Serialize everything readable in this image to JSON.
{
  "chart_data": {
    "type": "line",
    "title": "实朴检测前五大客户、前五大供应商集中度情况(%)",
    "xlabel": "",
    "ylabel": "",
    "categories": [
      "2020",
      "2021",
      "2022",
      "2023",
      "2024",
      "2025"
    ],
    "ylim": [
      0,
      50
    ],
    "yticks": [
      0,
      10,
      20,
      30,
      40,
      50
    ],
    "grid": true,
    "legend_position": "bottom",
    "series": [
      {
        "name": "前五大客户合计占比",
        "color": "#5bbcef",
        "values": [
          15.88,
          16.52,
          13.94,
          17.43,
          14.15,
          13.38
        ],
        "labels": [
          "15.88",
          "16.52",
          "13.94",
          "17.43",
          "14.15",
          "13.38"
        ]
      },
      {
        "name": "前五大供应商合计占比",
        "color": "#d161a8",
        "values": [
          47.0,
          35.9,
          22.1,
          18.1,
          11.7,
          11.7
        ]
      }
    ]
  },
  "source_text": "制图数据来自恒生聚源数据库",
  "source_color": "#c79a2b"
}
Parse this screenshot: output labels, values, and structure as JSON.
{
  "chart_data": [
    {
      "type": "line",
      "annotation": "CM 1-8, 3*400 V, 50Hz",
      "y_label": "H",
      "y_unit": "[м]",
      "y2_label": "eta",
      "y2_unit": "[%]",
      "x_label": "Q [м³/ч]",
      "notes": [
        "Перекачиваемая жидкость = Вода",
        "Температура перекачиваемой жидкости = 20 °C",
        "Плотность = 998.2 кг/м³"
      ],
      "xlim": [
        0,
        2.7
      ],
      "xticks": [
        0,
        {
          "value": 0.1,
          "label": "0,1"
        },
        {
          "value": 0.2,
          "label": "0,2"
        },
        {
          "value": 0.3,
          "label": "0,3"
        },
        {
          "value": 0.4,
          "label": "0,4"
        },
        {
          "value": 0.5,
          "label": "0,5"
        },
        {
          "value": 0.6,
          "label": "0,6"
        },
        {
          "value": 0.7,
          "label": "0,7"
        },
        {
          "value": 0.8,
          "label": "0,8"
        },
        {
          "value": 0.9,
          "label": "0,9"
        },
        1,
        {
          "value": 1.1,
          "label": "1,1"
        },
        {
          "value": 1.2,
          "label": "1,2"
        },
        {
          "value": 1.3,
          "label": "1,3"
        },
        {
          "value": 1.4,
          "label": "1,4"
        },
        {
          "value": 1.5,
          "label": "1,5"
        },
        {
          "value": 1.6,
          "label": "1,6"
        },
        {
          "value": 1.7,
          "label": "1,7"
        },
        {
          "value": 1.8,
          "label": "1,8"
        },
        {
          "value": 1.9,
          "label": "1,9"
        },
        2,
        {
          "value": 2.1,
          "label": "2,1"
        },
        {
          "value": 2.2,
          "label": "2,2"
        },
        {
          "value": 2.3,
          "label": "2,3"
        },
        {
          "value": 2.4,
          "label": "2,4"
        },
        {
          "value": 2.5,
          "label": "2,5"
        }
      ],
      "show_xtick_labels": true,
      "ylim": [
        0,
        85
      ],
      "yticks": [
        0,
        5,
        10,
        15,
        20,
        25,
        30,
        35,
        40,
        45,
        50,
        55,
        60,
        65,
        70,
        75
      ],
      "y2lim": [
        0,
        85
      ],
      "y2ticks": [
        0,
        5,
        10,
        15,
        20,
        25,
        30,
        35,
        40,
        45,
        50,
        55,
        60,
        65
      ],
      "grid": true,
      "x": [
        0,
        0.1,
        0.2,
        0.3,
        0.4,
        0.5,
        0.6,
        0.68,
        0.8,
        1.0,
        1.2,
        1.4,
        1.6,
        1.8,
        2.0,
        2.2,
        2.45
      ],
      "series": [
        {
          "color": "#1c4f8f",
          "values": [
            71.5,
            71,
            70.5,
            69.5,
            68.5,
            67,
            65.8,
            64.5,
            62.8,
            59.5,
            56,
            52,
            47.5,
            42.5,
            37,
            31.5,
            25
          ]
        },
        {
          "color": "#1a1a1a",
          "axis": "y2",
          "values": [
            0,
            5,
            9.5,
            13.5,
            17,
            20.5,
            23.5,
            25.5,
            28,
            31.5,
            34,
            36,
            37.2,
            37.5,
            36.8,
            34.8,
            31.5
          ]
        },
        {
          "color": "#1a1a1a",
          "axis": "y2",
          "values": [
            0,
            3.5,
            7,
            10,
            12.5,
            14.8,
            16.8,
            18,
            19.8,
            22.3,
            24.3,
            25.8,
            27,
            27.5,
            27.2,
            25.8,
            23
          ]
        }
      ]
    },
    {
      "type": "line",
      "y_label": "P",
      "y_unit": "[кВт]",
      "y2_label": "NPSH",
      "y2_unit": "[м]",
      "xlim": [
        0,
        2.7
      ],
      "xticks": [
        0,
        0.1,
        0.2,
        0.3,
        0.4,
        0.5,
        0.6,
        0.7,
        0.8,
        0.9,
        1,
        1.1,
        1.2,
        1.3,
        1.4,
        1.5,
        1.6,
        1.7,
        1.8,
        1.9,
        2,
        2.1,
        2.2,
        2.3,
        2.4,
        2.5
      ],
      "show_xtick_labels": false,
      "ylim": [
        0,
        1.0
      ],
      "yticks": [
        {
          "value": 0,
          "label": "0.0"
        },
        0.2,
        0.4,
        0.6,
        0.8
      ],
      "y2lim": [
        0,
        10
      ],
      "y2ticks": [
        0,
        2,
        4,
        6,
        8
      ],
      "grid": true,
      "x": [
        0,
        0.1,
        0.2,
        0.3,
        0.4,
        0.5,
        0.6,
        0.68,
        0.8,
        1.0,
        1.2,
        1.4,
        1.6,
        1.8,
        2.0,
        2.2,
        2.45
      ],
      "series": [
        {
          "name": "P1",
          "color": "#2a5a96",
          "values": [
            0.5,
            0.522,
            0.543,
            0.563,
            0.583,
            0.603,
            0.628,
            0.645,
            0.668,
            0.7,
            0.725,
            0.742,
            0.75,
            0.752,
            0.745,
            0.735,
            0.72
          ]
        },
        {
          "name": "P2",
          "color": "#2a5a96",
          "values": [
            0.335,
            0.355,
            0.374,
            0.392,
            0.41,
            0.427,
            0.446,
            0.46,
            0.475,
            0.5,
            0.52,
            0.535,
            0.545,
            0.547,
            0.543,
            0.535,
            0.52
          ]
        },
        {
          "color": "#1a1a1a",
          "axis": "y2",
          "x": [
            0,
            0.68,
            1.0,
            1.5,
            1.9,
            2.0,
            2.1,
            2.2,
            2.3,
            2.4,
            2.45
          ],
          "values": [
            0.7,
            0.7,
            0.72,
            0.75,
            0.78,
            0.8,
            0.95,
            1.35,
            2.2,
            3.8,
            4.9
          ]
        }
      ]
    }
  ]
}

WRITTEN INSTRUCTION:
Repeat the data exactly. Leave nothing out.

RESPONSE TO THIS TASK:
Serialize everything readable in this image to JSON.
{
  "chart_data": {
    "type": "line",
    "title": "实朴检测前五大客户、前五大供应商集中度情况(%)",
    "xlabel": "",
    "ylabel": "",
    "categories": [
      "2020",
      "2021",
      "2022",
      "2023",
      "2024",
      "2025"
    ],
    "ylim": [
      0,
      50
    ],
    "yticks": [
      0,
      10,
      20,
      30,
      40,
      50
    ],
    "grid": true,
    "legend_position": "bottom",
    "series": [
      {
        "name": "前五大客户合计占比",
        "color": "#5bbcef",
        "values": [
          15.88,
          16.52,
          13.94,
          17.43,
          14.15,
          13.38
        ],
        "labels": [
          "15.88",
          "16.52",
          "13.94",
          "17.43",
          "14.15",
          "13.38"
        ]
      },
      {
        "name": "前五大供应商合计占比",
        "color": "#d161a8",
        "values": [
          47.0,
          35.9,
          22.1,
          18.1,
          11.7,
          11.7
        ]
      }
    ]
  },
  "source_text": "制图数据来自恒生聚源数据库",
  "source_color": "#c79a2b"
}
Parse this screenshot: output labels, values, and structure as JSON.
{
  "chart_data": [
    {
      "type": "line",
      "annotation": "CM 1-8, 3*400 V, 50Hz",
      "y_label": "H",
      "y_unit": "[м]",
      "y2_label": "eta",
      "y2_unit": "[%]",
      "x_label": "Q [м³/ч]",
      "notes": [
        "Перекачиваемая жидкость = Вода",
        "Температура перекачиваемой жидкости = 20 °C",
        "Плотность = 998.2 кг/м³"
      ],
      "xlim": [
        0,
        2.7
      ],
      "xticks": [
        0,
        {
          "value": 0.1,
          "label": "0,1"
        },
        {
          "value": 0.2,
          "label": "0,2"
        },
        {
          "value": 0.3,
          "label": "0,3"
        },
        {
          "value": 0.4,
          "label": "0,4"
        },
        {
          "value": 0.5,
          "label": "0,5"
        },
        {
          "value": 0.6,
          "label": "0,6"
        },
        {
          "value": 0.7,
          "label": "0,7"
        },
        {
          "value": 0.8,
          "label": "0,8"
        },
        {
          "value": 0.9,
          "label": "0,9"
        },
        1,
        {
          "value": 1.1,
          "label": "1,1"
        },
        {
          "value": 1.2,
          "label": "1,2"
        },
        {
          "value": 1.3,
          "label": "1,3"
        },
        {
          "value": 1.4,
          "label": "1,4"
        },
        {
          "value": 1.5,
          "label": "1,5"
        },
        {
          "value": 1.6,
          "label": "1,6"
        },
        {
          "value": 1.7,
          "label": "1,7"
        },
        {
          "value": 1.8,
          "label": "1,8"
        },
        {
          "value": 1.9,
          "label": "1,9"
        },
        2,
        {
          "value": 2.1,
          "label": "2,1"
        },
        {
          "value": 2.2,
          "label": "2,2"
        },
        {
          "value": 2.3,
          "label": "2,3"
        },
        {
          "value": 2.4,
          "label": "2,4"
        },
        {
          "value": 2.5,
          "label": "2,5"
        }
      ],
      "show_xtick_labels": true,
      "ylim": [
        0,
        85
      ],
      "yticks": [
        0,
        5,
        10,
        15,
        20,
        25,
        30,
        35,
        40,
        45,
        50,
        55,
        60,
        65,
        70,
        75
      ],
      "y2lim": [
        0,
        85
      ],
      "y2ticks": [
        0,
        5,
        10,
        15,
        20,
        25,
        30,
        35,
        40,
        45,
        50,
        55,
        60,
        65
      ],
      "grid": true,
      "x": [
        0,
        0.1,
        0.2,
        0.3,
        0.4,
        0.5,
        0.6,
        0.68,
        0.8,
        1.0,
        1.2,
        1.4,
        1.6,
        1.8,
        2.0,
        2.2,
        2.45
      ],
      "series": [
        {
          "color": "#1c4f8f",
          "values": [
            71.5,
            71,
            70.5,
            69.5,
            68.5,
            67,
            65.8,
            64.5,
            62.8,
            59.5,
            56,
            52,
            47.5,
            42.5,
            37,
            31.5,
            25
          ]
        },
        {
          "color": "#1a1a1a",
          "axis": "y2",
          "values": [
            0,
            5,
            9.5,
            13.5,
            17,
            20.5,
            23.5,
            25.5,
            28,
            31.5,
            34,
            36,
            37.2,
            37.5,
            36.8,
            34.8,
            31.5
          ]
        },
        {
          "color": "#1a1a1a",
          "axis": "y2",
          "values": [
            0,
            3.5,
            7,
            10,
            12.5,
            14.8,
            16.8,
            18,
            19.8,
            22.3,
            24.3,
            25.8,
            27,
            27.5,
            27.2,
            25.8,
            23
          ]
        }
      ]
    },
    {
      "type": "line",
      "y_label": "P",
      "y_unit": "[кВт]",
      "y2_label": "NPSH",
      "y2_unit": "[м]",
      "xlim": [
        0,
        2.7
      ],
      "xticks": [
        0,
        0.1,
        0.2,
        0.3,
        0.4,
        0.5,
        0.6,
        0.7,
        0.8,
        0.9,
        1,
        1.1,
        1.2,
        1.3,
        1.4,
        1.5,
        1.6,
        1.7,
        1.8,
        1.9,
        2,
        2.1,
        2.2,
        2.3,
        2.4,
        2.5
      ],
      "show_xtick_labels": false,
      "ylim": [
        0,
        1.0
      ],
      "yticks": [
        {
          "value": 0,
          "label": "0.0"
        },
        0.2,
        0.4,
        0.6,
        0.8
      ],
      "y2lim": [
        0,
        10
      ],
      "y2ticks": [
        0,
        2,
        4,
        6,
        8
      ],
      "grid": true,
      "x": [
        0,
        0.1,
        0.2,
        0.3,
        0.4,
        0.5,
        0.6,
        0.68,
        0.8,
        1.0,
        1.2,
        1.4,
        1.6,
        1.8,
        2.0,
        2.2,
        2.45
      ],
      "series": [
        {
          "name": "P1",
          "color": "#2a5a96",
          "values": [
            0.5,
            0.522,
            0.543,
            0.563,
            0.583,
            0.603,
            0.628,
            0.645,
            0.668,
            0.7,
            0.725,
            0.742,
            0.75,
            0.752,
            0.745,
            0.735,
            0.72
          ]
        },
        {
          "name": "P2",
          "color": "#2a5a96",
          "values": [
            0.335,
            0.355,
            0.374,
            0.392,
            0.41,
            0.427,
            0.446,
            0.46,
            0.475,
            0.5,
            0.52,
            0.535,
            0.545,
            0.547,
            0.543,
            0.535,
            0.52
          ]
        },
        {
          "color": "#1a1a1a",
          "axis": "y2",
          "x": [
            0,
            0.68,
            1.0,
            1.5,
            1.9,
            2.0,
            2.1,
            2.2,
            2.3,
            2.4,
            2.45
          ],
          "values": [
            0.7,
            0.7,
            0.72,
            0.75,
            0.78,
            0.8,
            0.95,
            1.35,
            2.2,
            3.8,
            4.9
          ]
        }
      ]
    }
  ]
}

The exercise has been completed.